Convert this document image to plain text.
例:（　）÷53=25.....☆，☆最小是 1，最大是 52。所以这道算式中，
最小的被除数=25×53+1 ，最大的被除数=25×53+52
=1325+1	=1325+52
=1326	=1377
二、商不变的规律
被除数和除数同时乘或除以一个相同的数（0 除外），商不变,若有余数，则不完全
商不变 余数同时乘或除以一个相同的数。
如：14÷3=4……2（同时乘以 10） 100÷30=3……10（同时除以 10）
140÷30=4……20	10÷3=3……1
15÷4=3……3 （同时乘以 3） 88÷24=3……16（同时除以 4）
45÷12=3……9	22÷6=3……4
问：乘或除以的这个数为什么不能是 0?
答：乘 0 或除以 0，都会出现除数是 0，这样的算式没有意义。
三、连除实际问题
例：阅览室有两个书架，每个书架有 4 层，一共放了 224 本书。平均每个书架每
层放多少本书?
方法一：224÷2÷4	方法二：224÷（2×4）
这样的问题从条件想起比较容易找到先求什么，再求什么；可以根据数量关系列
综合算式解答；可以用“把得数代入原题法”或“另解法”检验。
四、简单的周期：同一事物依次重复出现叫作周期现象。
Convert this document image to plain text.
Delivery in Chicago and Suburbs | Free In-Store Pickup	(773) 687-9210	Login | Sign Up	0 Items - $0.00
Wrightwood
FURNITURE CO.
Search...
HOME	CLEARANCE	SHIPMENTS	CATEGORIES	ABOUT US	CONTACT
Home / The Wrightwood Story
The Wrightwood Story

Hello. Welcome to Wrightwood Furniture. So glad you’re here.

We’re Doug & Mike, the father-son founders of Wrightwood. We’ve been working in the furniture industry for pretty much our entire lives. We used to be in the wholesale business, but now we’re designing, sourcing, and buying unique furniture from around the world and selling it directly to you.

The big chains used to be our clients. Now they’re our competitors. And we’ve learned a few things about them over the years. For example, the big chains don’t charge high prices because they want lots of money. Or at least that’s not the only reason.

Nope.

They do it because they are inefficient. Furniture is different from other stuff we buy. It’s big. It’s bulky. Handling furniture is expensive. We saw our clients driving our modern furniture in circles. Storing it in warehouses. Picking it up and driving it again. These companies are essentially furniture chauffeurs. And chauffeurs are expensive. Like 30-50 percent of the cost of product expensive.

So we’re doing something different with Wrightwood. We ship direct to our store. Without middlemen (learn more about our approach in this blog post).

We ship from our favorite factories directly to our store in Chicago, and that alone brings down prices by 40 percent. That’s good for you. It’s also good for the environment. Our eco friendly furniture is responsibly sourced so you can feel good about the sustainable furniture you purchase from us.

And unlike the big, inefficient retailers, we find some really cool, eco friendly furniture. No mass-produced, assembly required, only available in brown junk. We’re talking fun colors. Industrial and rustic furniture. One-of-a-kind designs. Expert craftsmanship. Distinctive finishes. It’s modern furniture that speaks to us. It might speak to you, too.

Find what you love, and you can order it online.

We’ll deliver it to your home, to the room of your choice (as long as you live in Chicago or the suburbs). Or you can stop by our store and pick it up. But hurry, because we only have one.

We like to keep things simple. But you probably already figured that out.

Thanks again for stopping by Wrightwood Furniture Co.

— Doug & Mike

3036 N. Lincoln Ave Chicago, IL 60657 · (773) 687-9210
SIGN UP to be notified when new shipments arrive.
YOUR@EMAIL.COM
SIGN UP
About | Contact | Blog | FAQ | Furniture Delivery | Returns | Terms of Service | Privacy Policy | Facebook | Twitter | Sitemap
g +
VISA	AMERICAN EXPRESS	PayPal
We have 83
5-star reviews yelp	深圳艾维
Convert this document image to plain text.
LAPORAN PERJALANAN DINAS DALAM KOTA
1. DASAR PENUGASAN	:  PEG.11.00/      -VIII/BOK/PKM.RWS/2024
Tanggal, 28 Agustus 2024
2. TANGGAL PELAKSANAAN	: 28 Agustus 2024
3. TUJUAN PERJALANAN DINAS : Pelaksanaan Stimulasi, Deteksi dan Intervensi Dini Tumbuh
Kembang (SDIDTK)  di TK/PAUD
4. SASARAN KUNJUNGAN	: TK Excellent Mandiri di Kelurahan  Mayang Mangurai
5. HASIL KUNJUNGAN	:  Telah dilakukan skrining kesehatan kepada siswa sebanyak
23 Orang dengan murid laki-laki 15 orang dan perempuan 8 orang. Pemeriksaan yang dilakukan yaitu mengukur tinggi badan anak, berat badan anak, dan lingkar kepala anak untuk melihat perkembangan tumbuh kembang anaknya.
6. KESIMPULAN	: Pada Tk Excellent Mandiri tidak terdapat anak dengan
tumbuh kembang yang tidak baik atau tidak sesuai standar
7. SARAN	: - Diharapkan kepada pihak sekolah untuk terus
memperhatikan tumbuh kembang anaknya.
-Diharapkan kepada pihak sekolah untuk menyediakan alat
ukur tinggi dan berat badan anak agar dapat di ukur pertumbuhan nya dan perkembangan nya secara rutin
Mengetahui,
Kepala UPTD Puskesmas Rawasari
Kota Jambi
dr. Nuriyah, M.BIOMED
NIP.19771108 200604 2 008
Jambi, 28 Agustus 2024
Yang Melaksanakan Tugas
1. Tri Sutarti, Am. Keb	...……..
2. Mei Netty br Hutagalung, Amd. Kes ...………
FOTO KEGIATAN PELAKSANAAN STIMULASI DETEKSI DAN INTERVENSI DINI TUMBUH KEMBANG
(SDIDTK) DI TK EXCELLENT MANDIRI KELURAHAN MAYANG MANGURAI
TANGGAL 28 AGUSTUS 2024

|---|

EXERCISE GOAL: In the entries above, identify every line with the word "again". Copy those lines.

SOLVED EXERCISE:
They do it because they are inefficient. Furniture is different from other stuff we buy. It’s big. It’s bulky. Handling furniture is expensive. We saw our clients driving our modern furniture in circles. Storing it in warehouses. Picking it up and driving it again. These companies are essentially furniture chauffeurs. And chauffeurs are expensive. Like 30-50 percent of the cost of product expensive.
Thanks again for stopping by Wrightwood Furniture Co.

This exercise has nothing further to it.